--- Start of DATA FOR THIS TASK ---

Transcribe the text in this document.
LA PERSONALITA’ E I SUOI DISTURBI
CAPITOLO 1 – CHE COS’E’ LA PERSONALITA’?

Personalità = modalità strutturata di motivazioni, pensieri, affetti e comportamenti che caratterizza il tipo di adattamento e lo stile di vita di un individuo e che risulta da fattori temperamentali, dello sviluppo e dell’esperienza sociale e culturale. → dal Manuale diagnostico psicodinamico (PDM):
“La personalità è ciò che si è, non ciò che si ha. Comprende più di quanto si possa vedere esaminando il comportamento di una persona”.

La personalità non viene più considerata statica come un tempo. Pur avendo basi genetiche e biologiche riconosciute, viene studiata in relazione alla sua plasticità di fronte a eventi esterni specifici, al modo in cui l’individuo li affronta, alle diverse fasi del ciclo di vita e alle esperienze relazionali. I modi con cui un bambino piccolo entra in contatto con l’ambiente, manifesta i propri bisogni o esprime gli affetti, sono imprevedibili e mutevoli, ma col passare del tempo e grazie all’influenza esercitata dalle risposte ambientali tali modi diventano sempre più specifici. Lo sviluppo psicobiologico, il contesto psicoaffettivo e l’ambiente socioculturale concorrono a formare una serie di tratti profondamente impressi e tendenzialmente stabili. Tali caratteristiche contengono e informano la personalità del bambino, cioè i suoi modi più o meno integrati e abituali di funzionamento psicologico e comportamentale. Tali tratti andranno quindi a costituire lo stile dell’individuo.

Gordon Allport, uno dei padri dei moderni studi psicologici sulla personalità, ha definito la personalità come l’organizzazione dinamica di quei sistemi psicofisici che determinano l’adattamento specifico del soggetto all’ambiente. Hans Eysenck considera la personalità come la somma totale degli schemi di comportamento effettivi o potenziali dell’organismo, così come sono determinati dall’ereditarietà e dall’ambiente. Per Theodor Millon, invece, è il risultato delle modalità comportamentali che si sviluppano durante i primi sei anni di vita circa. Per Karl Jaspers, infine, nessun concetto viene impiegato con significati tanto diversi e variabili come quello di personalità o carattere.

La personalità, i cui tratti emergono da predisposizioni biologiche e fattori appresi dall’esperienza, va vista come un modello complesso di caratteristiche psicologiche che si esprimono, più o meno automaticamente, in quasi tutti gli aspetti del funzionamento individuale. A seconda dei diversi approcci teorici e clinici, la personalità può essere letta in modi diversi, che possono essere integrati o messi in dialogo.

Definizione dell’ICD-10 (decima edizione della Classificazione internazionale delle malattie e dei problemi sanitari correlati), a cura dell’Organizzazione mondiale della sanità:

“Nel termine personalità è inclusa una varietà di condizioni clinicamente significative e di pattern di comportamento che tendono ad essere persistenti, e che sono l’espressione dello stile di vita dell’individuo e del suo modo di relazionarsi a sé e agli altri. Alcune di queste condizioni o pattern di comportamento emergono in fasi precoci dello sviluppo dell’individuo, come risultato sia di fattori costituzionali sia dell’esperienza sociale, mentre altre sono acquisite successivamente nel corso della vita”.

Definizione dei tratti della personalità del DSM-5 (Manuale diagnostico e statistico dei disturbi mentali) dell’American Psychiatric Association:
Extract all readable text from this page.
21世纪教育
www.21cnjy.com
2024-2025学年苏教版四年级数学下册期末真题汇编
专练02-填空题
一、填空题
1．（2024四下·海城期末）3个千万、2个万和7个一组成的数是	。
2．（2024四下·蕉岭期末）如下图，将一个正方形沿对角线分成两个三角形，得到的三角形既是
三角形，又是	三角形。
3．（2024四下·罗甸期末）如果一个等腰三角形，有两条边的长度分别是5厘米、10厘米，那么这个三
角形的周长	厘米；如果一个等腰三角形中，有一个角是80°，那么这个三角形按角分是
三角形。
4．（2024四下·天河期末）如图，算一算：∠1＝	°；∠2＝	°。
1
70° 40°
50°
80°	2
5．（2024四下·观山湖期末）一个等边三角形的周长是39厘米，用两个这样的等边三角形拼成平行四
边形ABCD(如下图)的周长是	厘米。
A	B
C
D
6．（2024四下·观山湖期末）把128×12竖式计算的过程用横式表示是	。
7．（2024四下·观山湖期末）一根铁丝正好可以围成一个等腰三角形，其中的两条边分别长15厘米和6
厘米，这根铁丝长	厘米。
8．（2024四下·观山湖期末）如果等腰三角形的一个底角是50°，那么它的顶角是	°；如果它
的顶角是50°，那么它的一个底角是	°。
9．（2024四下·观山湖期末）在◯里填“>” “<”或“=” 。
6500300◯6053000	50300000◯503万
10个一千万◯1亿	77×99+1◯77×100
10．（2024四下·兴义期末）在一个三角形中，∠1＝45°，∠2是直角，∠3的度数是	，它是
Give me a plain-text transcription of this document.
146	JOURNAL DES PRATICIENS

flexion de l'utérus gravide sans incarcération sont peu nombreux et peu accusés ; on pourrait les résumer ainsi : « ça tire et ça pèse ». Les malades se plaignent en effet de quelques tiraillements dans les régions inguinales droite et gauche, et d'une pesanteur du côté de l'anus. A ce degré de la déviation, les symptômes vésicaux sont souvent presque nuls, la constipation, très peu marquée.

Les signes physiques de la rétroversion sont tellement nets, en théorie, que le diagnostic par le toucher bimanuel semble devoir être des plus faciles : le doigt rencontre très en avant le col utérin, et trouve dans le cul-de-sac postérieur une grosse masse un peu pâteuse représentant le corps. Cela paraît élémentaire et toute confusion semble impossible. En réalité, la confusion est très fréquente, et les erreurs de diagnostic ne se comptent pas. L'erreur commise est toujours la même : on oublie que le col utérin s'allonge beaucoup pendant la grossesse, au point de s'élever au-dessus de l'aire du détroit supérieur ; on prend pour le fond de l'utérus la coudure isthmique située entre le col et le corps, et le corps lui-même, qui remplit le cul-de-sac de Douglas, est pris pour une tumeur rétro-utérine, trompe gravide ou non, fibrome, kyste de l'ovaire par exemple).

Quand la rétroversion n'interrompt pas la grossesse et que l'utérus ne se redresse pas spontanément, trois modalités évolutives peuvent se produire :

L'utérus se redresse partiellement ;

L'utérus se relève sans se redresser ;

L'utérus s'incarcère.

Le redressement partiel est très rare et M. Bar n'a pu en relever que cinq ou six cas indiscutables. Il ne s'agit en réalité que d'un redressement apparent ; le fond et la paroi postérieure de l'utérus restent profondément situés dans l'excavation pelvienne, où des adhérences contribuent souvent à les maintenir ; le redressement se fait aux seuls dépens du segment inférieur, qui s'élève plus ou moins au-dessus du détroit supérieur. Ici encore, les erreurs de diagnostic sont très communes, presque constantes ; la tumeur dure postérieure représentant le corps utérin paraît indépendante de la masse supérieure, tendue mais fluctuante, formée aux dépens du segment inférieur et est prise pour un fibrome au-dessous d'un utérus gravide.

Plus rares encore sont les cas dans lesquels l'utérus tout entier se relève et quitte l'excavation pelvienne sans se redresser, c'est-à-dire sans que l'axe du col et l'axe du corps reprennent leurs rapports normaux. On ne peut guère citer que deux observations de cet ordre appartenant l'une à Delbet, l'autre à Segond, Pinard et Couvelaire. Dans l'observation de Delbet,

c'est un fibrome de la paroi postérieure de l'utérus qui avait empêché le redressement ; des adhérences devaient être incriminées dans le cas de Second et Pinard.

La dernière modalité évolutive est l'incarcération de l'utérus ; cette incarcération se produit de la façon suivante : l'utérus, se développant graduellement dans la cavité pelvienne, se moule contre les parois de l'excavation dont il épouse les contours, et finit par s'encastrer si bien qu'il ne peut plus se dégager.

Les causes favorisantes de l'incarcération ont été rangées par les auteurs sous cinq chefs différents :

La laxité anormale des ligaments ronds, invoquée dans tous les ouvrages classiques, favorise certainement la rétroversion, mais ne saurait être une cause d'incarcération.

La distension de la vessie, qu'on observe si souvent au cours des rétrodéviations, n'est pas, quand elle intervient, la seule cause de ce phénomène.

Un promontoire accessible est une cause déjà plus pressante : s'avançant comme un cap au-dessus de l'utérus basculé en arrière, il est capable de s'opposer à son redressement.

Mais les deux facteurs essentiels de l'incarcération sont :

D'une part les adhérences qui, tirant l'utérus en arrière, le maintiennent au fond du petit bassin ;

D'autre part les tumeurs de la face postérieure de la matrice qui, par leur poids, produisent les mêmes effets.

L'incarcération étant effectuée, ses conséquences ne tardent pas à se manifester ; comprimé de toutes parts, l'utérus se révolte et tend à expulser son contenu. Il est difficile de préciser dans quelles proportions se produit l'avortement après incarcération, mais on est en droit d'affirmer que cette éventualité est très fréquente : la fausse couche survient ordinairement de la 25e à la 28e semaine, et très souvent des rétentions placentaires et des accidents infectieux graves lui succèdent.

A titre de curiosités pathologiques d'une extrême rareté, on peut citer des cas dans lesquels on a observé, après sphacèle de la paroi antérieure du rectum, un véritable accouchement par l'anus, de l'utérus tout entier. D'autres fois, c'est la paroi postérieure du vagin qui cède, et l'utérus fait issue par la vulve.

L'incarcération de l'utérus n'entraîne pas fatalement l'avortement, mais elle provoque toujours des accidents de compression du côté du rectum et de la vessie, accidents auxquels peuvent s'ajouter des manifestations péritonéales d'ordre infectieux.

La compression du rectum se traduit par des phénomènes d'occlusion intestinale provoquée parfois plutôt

--- End of DATA FOR THIS TASK ---

■ **SHORT PROBLEM**: Scan the material above for the string "diversi" and report each line where you find it.

■ **THE COMPLETED TASK**:
Gordon Allport, uno dei padri dei moderni studi psicologici sulla personalità, ha definito la personalità come l’organizzazione dinamica di quei sistemi psicofisici che determinano l’adattamento specifico del soggetto all’ambiente. Hans Eysenck considera la personalità come la somma totale degli schemi di comportamento effettivi o potenziali dell’organismo, così come sono determinati dall’ereditarietà e dall’ambiente. Per Theodor Millon, invece, è il risultato delle modalità comportamentali che si sviluppano durante i primi sei anni di vita circa. Per Karl Jaspers, infine, nessun concetto viene impiegato con significati tanto diversi e variabili come quello di personalità o carattere.
La personalità, i cui tratti emergono da predisposizioni biologiche e fattori appresi dall’esperienza, va vista come un modello complesso di caratteristiche psicologiche che si esprimono, più o meno automaticamente, in quasi tutti gli aspetti del funzionamento individuale. A seconda dei diversi approcci teorici e clinici, la personalità può essere letta in modi diversi, che possono essere integrati o messi in dialogo.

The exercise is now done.